Entries from a page text collection:
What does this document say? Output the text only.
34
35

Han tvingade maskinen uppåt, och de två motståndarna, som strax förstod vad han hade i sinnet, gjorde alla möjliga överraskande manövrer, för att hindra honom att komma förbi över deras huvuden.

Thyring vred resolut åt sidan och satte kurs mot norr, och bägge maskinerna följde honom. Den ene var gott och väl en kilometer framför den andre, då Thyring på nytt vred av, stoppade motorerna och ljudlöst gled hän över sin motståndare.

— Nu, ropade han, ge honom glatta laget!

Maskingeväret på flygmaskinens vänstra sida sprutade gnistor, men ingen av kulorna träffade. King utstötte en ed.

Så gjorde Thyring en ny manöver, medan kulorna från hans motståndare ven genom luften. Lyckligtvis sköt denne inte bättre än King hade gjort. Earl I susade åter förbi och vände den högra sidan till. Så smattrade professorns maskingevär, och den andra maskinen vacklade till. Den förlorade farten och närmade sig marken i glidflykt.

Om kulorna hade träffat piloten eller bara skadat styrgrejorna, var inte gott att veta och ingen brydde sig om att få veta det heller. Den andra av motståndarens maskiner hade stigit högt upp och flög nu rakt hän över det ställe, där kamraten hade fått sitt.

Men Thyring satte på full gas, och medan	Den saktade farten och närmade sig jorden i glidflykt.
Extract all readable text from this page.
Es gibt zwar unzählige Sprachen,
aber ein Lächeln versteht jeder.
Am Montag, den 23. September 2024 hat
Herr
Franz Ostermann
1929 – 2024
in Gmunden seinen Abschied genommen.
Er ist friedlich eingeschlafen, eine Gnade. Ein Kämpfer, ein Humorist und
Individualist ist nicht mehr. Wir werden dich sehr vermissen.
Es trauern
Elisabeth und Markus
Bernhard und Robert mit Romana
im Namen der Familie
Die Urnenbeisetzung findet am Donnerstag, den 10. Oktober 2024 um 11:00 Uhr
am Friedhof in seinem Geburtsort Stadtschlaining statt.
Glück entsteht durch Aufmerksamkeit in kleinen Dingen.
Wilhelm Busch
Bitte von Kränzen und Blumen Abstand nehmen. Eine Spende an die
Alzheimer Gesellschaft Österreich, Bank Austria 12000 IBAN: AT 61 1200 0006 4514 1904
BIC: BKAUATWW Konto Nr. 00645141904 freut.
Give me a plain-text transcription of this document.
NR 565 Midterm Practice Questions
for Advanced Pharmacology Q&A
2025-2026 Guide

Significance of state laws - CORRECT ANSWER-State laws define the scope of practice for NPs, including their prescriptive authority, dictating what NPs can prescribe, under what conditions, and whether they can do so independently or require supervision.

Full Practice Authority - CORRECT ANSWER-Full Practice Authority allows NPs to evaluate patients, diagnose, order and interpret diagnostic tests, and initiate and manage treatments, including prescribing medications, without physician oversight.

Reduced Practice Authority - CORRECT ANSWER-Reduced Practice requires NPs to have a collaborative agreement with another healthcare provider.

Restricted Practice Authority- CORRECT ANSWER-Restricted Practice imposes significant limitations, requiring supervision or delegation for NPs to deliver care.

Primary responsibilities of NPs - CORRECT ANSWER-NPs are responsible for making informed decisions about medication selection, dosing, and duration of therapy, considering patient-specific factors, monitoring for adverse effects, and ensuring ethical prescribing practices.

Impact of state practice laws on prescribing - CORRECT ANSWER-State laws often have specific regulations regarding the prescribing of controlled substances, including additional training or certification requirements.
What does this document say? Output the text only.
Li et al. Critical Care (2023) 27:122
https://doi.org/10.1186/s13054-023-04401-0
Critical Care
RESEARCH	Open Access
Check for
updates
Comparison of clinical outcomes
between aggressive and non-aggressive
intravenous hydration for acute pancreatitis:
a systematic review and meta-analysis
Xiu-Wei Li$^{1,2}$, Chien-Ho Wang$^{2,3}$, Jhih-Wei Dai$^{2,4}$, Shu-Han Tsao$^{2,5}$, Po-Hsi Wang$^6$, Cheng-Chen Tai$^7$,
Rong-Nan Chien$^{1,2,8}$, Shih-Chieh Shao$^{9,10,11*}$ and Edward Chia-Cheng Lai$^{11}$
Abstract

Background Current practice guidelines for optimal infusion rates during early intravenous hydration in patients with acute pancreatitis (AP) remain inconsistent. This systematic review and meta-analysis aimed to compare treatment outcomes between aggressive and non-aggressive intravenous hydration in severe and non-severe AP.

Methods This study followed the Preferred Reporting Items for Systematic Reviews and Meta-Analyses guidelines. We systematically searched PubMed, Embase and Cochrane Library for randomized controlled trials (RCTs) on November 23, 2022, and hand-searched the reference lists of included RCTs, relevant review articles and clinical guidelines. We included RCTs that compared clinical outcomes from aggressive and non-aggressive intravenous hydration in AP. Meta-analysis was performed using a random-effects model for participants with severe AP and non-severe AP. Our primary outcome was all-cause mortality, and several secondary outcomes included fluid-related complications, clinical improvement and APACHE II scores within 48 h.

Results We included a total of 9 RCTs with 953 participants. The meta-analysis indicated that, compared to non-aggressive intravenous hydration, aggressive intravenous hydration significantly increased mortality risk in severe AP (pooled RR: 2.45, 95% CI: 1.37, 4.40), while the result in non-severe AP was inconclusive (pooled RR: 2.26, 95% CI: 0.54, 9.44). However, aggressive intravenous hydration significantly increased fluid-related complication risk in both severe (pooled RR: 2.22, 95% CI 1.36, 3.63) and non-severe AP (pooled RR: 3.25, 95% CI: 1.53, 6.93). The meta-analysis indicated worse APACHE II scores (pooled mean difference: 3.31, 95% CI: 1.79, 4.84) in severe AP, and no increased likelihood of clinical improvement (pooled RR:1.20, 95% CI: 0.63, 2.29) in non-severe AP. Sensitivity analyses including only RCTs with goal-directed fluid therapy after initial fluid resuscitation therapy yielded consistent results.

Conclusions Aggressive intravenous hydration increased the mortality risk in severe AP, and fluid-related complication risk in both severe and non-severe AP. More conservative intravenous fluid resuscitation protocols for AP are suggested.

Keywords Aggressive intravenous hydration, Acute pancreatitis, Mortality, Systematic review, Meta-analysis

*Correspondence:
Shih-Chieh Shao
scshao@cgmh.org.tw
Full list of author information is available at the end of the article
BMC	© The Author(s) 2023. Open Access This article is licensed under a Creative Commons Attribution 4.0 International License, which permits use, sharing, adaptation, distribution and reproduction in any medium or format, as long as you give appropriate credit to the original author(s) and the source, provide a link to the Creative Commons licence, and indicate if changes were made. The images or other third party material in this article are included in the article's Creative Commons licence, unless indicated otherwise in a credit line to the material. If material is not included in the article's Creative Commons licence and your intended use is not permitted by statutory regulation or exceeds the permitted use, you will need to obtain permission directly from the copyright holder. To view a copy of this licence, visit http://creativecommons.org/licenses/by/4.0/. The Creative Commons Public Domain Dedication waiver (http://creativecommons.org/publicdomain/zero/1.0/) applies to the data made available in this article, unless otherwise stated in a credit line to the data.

• [What this task involves] On how many lines of the data does "Chien" appear? Give only that number.

• [Exercise result] 2